Work instructions> How many lines of these entries hold the string "content"? Reply with the number alone.

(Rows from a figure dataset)
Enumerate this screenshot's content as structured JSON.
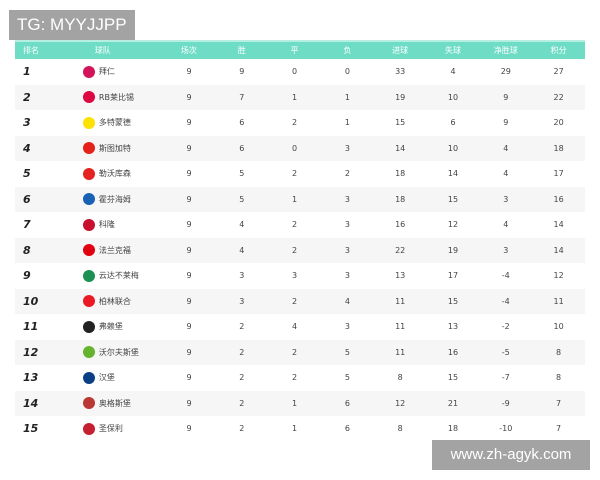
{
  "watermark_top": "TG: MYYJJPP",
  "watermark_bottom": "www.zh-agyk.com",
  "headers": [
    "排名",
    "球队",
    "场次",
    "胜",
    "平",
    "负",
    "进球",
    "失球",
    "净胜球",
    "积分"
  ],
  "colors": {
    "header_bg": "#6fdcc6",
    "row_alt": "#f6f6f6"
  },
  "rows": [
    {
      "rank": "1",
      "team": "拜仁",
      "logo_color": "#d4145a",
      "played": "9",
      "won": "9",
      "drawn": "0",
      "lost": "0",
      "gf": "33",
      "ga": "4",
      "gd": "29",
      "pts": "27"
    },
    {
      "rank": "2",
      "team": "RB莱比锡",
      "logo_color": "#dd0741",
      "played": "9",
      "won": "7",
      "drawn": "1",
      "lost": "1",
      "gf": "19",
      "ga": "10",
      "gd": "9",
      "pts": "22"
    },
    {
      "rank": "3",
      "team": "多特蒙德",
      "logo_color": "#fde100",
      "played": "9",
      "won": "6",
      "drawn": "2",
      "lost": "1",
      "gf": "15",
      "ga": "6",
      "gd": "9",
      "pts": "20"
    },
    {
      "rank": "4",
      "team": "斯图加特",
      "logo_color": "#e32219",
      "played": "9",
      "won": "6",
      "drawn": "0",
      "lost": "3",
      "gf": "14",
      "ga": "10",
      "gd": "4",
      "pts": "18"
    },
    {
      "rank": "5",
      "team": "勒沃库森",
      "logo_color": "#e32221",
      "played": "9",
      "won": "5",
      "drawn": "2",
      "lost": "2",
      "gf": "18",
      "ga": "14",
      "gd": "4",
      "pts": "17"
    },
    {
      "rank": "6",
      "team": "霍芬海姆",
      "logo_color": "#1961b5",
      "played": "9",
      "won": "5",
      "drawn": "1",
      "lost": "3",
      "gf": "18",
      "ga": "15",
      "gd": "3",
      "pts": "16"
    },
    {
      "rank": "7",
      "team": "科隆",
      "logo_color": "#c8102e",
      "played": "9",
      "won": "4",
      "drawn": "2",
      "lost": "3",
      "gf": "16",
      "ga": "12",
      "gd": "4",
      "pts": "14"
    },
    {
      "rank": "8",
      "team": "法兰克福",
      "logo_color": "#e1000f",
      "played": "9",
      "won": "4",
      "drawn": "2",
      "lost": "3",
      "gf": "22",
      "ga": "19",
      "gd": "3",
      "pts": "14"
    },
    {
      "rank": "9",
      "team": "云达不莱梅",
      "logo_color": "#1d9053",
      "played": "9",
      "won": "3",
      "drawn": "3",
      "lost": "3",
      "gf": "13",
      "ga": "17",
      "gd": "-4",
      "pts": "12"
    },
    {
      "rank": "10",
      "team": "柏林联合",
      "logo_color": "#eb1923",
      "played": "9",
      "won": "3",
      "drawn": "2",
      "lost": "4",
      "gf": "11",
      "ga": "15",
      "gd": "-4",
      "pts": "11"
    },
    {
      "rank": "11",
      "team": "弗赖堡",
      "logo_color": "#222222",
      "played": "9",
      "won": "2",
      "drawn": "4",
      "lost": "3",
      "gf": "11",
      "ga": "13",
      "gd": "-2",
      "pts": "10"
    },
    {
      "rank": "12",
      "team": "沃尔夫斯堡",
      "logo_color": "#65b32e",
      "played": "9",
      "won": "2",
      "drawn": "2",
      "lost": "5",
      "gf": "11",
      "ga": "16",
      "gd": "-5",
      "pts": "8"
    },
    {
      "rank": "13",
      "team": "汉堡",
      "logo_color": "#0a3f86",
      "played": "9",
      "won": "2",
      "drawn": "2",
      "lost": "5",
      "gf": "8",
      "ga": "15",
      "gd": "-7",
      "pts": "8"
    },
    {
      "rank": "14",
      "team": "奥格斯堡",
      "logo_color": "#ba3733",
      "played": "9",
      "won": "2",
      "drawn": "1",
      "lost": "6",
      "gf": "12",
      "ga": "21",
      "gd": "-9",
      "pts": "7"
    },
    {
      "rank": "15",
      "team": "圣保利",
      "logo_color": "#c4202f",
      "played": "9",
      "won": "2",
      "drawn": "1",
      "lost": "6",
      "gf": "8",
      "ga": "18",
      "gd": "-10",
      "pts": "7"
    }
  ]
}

* * *

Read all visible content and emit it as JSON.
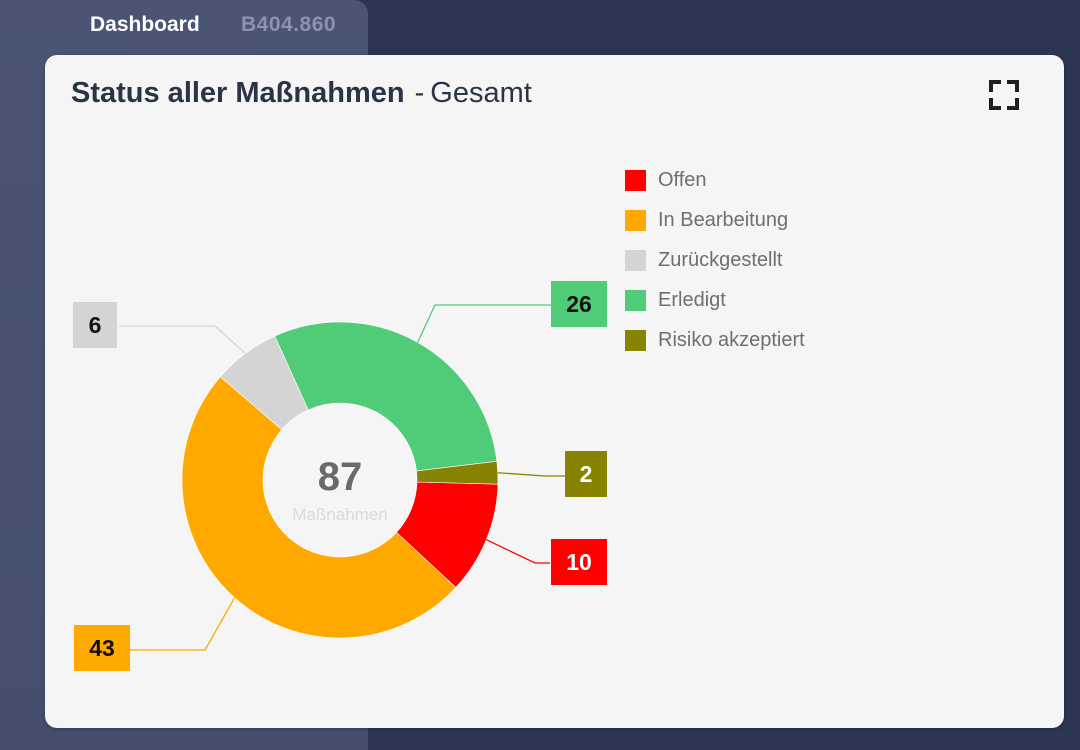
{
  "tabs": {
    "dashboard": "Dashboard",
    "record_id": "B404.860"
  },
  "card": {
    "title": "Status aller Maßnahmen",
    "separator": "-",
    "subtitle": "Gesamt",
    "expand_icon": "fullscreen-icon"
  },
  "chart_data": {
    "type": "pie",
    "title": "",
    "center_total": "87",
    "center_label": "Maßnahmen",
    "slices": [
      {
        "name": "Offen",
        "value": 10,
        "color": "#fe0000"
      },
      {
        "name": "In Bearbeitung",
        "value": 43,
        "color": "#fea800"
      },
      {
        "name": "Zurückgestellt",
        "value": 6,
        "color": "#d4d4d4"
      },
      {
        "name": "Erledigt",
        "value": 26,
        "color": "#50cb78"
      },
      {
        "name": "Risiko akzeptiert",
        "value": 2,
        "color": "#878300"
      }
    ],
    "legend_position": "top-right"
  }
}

Reply to the task> 2